• Rows:
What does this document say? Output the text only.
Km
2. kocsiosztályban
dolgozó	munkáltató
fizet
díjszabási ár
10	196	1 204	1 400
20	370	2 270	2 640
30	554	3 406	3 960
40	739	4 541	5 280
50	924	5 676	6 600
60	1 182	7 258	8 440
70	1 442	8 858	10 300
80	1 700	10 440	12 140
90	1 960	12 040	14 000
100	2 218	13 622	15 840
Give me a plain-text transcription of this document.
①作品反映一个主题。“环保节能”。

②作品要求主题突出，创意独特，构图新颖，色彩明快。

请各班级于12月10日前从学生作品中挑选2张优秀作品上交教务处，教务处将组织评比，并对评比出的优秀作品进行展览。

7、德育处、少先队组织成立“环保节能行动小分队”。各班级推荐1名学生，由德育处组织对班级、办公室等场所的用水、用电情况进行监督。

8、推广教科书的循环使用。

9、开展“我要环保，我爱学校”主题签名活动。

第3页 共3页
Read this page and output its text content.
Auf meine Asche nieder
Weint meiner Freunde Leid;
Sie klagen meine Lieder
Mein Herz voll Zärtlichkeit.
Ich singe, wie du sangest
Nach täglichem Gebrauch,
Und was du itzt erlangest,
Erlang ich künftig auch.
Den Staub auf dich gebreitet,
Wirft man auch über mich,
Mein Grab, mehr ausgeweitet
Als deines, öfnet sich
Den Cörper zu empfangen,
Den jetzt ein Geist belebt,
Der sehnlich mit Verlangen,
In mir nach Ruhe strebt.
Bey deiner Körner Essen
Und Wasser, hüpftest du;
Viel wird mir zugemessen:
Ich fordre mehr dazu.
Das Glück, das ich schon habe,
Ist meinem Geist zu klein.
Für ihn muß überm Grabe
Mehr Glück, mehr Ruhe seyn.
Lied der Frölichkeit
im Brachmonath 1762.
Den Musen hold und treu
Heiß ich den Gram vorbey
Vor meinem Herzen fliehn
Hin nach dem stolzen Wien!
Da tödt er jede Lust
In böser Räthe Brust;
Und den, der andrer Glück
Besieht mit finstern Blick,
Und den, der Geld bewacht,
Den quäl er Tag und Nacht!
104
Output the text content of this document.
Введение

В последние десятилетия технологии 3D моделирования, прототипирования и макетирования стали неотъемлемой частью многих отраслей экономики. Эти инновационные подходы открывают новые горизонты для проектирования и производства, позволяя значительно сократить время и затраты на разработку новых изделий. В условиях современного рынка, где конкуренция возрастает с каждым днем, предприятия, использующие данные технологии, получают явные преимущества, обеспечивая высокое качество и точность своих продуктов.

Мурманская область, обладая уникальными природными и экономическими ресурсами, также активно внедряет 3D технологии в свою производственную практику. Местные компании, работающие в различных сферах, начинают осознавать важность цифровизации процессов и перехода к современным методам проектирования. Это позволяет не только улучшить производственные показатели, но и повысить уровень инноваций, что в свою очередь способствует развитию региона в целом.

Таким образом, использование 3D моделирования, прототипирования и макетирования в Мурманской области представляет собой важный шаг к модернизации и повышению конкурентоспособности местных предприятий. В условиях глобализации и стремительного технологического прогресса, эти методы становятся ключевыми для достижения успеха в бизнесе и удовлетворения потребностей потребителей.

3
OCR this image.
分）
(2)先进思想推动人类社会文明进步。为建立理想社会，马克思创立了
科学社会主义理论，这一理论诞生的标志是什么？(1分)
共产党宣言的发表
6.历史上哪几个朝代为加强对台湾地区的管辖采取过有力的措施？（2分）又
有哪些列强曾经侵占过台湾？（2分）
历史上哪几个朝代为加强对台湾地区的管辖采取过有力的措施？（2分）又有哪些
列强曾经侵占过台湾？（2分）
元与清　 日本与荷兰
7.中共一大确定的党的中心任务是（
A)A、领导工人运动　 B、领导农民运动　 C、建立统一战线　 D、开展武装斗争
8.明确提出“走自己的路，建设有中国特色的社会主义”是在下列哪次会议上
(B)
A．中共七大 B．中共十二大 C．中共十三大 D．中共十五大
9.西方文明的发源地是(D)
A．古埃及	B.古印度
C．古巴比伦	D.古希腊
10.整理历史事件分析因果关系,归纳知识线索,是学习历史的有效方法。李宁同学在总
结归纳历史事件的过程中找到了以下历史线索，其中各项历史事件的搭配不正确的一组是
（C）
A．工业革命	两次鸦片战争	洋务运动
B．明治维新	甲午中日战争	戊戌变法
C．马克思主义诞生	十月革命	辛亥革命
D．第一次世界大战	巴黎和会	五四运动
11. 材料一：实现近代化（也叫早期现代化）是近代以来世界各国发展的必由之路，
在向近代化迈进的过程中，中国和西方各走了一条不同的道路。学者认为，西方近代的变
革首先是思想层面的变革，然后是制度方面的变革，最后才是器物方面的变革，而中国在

• Goal: Emit the full listing verbatim.

• Answer for this exercise:
What does this document say? Output the text only.
Km
2. kocsiosztályban
dolgozó	munkáltató
fizet
díjszabási ár
10	196	1 204	1 400
20	370	2 270	2 640
30	554	3 406	3 960
40	739	4 541	5 280
50	924	5 676	6 600
60	1 182	7 258	8 440
70	1 442	8 858	10 300
80	1 700	10 440	12 140
90	1 960	12 040	14 000
100	2 218	13 622	15 840
Give me a plain-text transcription of this document.
①作品反映一个主题。“环保节能”。

②作品要求主题突出，创意独特，构图新颖，色彩明快。

请各班级于12月10日前从学生作品中挑选2张优秀作品上交教务处，教务处将组织评比，并对评比出的优秀作品进行展览。

7、德育处、少先队组织成立“环保节能行动小分队”。各班级推荐1名学生，由德育处组织对班级、办公室等场所的用水、用电情况进行监督。

8、推广教科书的循环使用。

9、开展“我要环保，我爱学校”主题签名活动。

第3页 共3页
Read this page and output its text content.
Auf meine Asche nieder
Weint meiner Freunde Leid;
Sie klagen meine Lieder
Mein Herz voll Zärtlichkeit.
Ich singe, wie du sangest
Nach täglichem Gebrauch,
Und was du itzt erlangest,
Erlang ich künftig auch.
Den Staub auf dich gebreitet,
Wirft man auch über mich,
Mein Grab, mehr ausgeweitet
Als deines, öfnet sich
Den Cörper zu empfangen,
Den jetzt ein Geist belebt,
Der sehnlich mit Verlangen,
In mir nach Ruhe strebt.
Bey deiner Körner Essen
Und Wasser, hüpftest du;
Viel wird mir zugemessen:
Ich fordre mehr dazu.
Das Glück, das ich schon habe,
Ist meinem Geist zu klein.
Für ihn muß überm Grabe
Mehr Glück, mehr Ruhe seyn.
Lied der Frölichkeit
im Brachmonath 1762.
Den Musen hold und treu
Heiß ich den Gram vorbey
Vor meinem Herzen fliehn
Hin nach dem stolzen Wien!
Da tödt er jede Lust
In böser Räthe Brust;
Und den, der andrer Glück
Besieht mit finstern Blick,
Und den, der Geld bewacht,
Den quäl er Tag und Nacht!
104
Output the text content of this document.
Введение

В последние десятилетия технологии 3D моделирования, прототипирования и макетирования стали неотъемлемой частью многих отраслей экономики. Эти инновационные подходы открывают новые горизонты для проектирования и производства, позволяя значительно сократить время и затраты на разработку новых изделий. В условиях современного рынка, где конкуренция возрастает с каждым днем, предприятия, использующие данные технологии, получают явные преимущества, обеспечивая высокое качество и точность своих продуктов.

Мурманская область, обладая уникальными природными и экономическими ресурсами, также активно внедряет 3D технологии в свою производственную практику. Местные компании, работающие в различных сферах, начинают осознавать важность цифровизации процессов и перехода к современным методам проектирования. Это позволяет не только улучшить производственные показатели, но и повысить уровень инноваций, что в свою очередь способствует развитию региона в целом.

Таким образом, использование 3D моделирования, прототипирования и макетирования в Мурманской области представляет собой важный шаг к модернизации и повышению конкурентоспособности местных предприятий. В условиях глобализации и стремительного технологического прогресса, эти методы становятся ключевыми для достижения успеха в бизнесе и удовлетворения потребностей потребителей.

3
OCR this image.
分）
(2)先进思想推动人类社会文明进步。为建立理想社会，马克思创立了
科学社会主义理论，这一理论诞生的标志是什么？(1分)
共产党宣言的发表
6.历史上哪几个朝代为加强对台湾地区的管辖采取过有力的措施？（2分）又
有哪些列强曾经侵占过台湾？（2分）
历史上哪几个朝代为加强对台湾地区的管辖采取过有力的措施？（2分）又有哪些
列强曾经侵占过台湾？（2分）
元与清　 日本与荷兰
7.中共一大确定的党的中心任务是（
A)A、领导工人运动　 B、领导农民运动　 C、建立统一战线　 D、开展武装斗争
8.明确提出“走自己的路，建设有中国特色的社会主义”是在下列哪次会议上
(B)
A．中共七大 B．中共十二大 C．中共十三大 D．中共十五大
9.西方文明的发源地是(D)
A．古埃及	B.古印度
C．古巴比伦	D.古希腊
10.整理历史事件分析因果关系,归纳知识线索,是学习历史的有效方法。李宁同学在总
结归纳历史事件的过程中找到了以下历史线索，其中各项历史事件的搭配不正确的一组是
（C）
A．工业革命	两次鸦片战争	洋务运动
B．明治维新	甲午中日战争	戊戌变法
C．马克思主义诞生	十月革命	辛亥革命
D．第一次世界大战	巴黎和会	五四运动
11. 材料一：实现近代化（也叫早期现代化）是近代以来世界各国发展的必由之路，
在向近代化迈进的过程中，中国和西方各走了一条不同的道路。学者认为，西方近代的变
革首先是思想层面的变革，然后是制度方面的变革，最后才是器物方面的变革，而中国在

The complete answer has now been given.